• _SHORT PROBLEM_:
Read the records and gather each line that includes "subtitle".

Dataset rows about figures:
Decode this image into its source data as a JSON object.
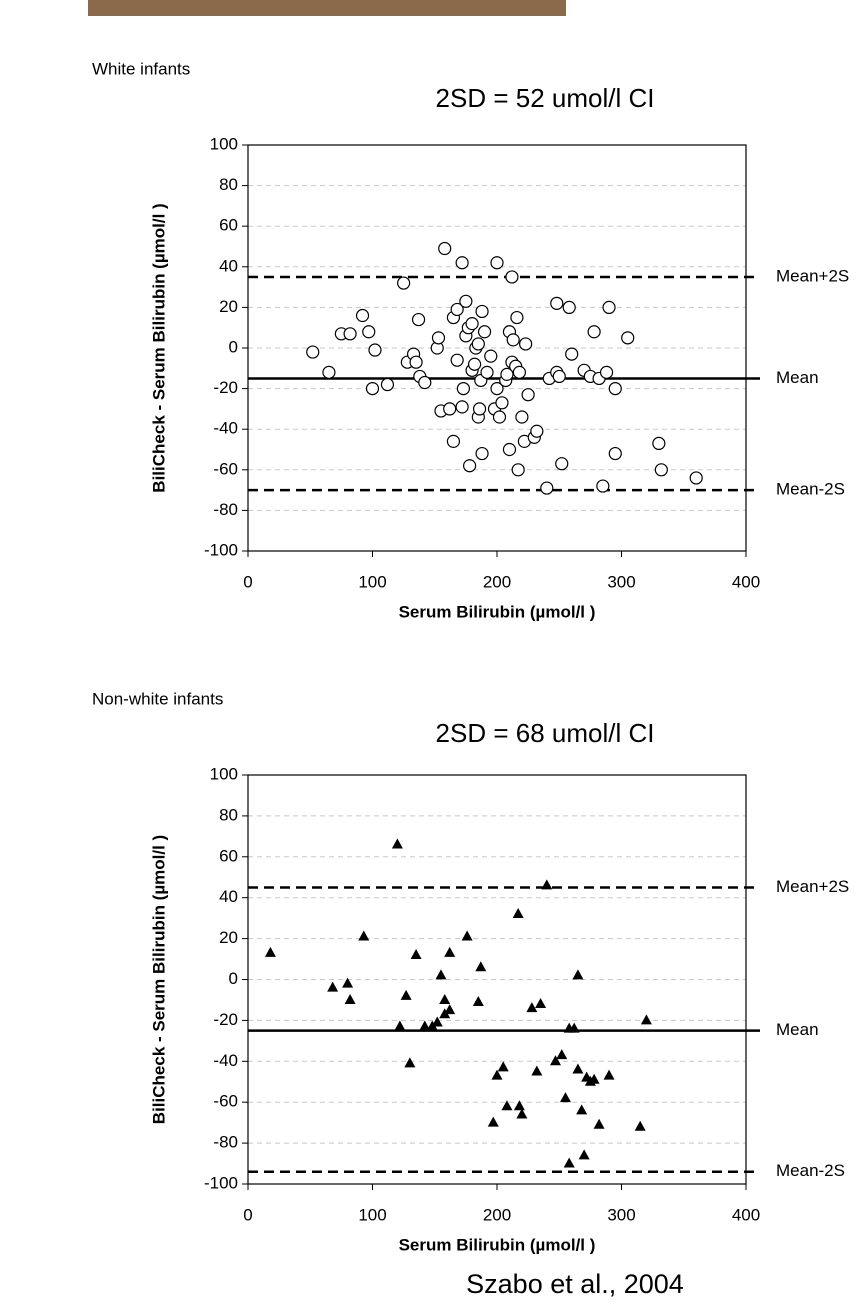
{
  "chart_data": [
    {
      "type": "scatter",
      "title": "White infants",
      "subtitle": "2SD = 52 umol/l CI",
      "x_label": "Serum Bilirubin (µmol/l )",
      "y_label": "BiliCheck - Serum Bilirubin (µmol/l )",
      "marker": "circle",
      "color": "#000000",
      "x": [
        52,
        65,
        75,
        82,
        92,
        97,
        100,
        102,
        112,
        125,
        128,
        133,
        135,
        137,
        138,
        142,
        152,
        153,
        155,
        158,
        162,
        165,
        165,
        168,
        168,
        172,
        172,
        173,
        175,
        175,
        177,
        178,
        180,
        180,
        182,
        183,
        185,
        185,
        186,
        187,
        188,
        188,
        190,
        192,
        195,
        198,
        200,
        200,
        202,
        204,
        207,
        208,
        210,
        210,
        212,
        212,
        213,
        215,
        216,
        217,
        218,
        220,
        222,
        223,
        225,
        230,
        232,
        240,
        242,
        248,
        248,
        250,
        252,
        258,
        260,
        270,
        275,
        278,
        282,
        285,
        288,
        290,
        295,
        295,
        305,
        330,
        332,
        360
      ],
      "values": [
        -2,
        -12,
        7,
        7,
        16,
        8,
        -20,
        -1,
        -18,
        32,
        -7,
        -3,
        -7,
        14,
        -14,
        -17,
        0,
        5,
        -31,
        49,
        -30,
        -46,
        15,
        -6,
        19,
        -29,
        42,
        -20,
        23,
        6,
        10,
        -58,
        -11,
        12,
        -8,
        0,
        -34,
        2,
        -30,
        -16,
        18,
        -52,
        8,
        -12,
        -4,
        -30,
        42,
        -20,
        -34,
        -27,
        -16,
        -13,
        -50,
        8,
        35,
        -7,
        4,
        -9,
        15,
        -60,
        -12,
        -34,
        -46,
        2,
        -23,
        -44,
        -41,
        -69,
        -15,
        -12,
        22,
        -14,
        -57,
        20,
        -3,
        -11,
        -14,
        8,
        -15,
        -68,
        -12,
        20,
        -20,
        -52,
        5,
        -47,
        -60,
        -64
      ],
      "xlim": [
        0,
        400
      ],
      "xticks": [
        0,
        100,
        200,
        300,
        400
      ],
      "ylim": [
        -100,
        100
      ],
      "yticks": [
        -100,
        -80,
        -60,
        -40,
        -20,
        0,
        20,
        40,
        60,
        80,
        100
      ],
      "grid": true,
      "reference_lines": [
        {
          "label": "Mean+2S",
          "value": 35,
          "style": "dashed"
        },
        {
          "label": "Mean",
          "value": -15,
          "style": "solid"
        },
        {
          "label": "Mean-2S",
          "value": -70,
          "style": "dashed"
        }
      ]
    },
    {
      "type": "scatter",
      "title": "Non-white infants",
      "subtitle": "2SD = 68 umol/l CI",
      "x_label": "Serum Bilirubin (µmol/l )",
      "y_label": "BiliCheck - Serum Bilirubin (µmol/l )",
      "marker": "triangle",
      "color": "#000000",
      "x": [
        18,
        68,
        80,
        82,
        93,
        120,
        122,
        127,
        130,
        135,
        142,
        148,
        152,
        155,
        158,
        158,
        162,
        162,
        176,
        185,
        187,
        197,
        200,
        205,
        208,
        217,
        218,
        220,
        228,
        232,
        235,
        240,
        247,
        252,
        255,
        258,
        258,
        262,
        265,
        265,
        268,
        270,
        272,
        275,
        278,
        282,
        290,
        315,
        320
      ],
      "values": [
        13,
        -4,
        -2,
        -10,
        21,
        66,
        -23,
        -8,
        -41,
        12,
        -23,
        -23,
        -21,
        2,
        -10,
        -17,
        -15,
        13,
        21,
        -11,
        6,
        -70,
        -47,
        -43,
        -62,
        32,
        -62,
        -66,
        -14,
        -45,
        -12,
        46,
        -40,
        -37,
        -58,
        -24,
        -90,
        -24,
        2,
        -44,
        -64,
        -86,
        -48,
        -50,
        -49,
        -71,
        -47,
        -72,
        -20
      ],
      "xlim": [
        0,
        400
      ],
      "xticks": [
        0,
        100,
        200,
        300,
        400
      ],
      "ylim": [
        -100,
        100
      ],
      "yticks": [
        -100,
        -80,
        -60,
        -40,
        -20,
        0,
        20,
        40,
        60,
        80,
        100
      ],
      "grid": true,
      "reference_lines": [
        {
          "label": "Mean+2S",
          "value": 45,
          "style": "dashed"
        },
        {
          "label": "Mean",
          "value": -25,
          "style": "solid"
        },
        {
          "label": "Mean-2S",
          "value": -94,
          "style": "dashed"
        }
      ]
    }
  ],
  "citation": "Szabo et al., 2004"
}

==

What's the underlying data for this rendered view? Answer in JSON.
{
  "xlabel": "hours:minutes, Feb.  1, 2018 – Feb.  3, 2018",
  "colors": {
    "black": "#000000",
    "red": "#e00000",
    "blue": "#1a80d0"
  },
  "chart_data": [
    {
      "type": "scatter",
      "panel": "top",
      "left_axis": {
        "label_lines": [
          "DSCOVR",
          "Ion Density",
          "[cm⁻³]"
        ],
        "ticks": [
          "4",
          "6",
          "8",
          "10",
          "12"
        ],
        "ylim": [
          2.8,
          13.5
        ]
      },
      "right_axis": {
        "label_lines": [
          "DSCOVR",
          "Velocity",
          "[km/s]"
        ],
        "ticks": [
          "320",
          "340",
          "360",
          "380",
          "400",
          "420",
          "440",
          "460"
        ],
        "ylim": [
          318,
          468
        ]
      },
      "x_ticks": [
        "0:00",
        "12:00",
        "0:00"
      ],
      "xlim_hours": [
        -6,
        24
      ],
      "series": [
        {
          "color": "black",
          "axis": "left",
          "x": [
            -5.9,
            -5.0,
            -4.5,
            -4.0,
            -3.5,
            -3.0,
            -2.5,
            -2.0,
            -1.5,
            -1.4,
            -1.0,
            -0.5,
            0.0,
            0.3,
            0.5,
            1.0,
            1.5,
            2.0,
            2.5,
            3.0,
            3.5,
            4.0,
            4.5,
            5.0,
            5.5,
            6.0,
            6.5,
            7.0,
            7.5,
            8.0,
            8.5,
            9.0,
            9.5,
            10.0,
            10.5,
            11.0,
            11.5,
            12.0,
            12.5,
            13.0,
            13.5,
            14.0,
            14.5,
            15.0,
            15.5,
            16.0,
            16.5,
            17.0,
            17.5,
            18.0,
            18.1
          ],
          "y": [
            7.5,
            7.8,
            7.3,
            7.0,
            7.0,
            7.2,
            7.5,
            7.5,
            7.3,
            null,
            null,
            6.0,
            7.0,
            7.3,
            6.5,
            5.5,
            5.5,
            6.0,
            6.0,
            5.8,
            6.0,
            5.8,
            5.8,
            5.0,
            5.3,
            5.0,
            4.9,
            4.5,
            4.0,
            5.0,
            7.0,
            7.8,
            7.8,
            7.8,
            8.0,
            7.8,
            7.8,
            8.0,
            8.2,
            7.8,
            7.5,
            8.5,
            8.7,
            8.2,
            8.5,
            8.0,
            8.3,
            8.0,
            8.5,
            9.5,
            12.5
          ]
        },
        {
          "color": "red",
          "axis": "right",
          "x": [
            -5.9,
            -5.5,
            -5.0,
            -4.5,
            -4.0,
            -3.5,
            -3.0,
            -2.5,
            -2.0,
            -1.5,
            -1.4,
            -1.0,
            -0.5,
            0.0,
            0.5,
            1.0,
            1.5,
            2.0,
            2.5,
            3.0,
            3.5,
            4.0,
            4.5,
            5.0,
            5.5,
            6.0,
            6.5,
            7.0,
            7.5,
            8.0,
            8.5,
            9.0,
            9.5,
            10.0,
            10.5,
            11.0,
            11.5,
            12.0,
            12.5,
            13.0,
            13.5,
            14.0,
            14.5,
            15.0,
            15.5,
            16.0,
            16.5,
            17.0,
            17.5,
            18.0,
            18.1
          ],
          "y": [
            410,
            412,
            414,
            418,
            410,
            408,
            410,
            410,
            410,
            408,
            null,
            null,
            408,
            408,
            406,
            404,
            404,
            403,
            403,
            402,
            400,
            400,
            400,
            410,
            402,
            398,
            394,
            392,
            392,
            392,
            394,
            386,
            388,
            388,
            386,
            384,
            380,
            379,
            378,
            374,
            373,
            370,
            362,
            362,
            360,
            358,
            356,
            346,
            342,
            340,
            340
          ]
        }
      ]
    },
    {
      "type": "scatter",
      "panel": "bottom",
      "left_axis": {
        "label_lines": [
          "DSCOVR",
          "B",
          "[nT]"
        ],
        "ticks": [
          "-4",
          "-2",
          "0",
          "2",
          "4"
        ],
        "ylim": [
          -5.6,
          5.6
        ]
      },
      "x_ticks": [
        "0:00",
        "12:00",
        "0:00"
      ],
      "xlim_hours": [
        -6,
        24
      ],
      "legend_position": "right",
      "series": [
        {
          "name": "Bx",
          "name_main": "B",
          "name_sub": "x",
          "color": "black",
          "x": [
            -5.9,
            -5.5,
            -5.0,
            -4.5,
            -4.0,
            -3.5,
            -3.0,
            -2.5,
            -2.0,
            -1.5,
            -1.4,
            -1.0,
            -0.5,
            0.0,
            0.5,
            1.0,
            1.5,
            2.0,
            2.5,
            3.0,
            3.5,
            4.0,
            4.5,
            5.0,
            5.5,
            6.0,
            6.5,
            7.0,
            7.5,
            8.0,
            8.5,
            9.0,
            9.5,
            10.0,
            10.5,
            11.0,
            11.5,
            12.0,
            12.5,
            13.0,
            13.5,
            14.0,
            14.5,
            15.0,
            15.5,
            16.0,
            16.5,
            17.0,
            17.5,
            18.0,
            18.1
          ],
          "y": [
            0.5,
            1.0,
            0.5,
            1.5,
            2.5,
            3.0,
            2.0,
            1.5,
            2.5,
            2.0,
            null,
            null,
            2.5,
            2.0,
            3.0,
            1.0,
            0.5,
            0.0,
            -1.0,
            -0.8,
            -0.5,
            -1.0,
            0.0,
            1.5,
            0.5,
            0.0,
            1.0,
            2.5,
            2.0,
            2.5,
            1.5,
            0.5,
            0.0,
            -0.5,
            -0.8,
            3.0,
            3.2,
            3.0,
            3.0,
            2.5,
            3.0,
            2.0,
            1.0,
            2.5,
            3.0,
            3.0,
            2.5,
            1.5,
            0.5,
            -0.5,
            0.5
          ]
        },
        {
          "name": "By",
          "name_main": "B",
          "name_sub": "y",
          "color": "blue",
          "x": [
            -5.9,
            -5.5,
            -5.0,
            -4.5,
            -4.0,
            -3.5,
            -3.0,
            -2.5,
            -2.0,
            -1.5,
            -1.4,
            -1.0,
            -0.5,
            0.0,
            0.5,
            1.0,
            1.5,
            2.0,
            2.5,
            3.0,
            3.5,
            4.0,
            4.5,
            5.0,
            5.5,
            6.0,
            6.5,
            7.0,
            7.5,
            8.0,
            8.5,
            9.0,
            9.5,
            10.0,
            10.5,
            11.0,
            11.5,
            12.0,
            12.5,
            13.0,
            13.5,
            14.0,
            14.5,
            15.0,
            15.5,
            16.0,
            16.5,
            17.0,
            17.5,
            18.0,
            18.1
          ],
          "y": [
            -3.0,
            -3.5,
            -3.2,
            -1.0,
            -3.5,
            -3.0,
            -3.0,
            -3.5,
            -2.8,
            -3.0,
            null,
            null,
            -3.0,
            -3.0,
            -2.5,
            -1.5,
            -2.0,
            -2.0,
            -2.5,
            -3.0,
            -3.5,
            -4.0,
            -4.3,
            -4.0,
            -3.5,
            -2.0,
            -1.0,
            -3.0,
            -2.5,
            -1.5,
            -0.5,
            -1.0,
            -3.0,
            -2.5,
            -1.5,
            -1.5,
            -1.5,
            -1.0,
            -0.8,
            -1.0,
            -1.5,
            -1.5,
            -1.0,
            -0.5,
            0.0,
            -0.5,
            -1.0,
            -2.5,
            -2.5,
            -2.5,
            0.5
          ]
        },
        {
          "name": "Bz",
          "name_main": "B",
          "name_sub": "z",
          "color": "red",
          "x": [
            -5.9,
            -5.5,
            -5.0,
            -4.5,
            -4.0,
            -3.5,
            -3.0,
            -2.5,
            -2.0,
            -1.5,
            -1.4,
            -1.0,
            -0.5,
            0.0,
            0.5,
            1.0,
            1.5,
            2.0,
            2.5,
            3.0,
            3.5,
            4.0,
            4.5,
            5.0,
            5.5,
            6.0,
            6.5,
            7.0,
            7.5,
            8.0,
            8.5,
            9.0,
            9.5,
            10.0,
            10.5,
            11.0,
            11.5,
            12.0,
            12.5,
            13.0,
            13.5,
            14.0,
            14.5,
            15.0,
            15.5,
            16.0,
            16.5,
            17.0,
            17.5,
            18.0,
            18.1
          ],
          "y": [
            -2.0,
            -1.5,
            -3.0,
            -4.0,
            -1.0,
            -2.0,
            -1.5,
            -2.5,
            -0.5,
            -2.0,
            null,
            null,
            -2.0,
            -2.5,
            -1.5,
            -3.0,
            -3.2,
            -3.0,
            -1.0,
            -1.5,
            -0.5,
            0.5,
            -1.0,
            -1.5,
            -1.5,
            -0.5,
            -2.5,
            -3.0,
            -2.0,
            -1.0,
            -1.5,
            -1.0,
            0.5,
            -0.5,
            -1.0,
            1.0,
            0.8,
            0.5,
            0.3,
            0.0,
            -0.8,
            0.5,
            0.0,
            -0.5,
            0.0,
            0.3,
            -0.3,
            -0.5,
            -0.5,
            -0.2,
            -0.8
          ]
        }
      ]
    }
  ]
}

• _ANSWER_:
      "subtitle": "2SD = 52 umol/l CI",
      "subtitle": "2SD = 68 umol/l CI",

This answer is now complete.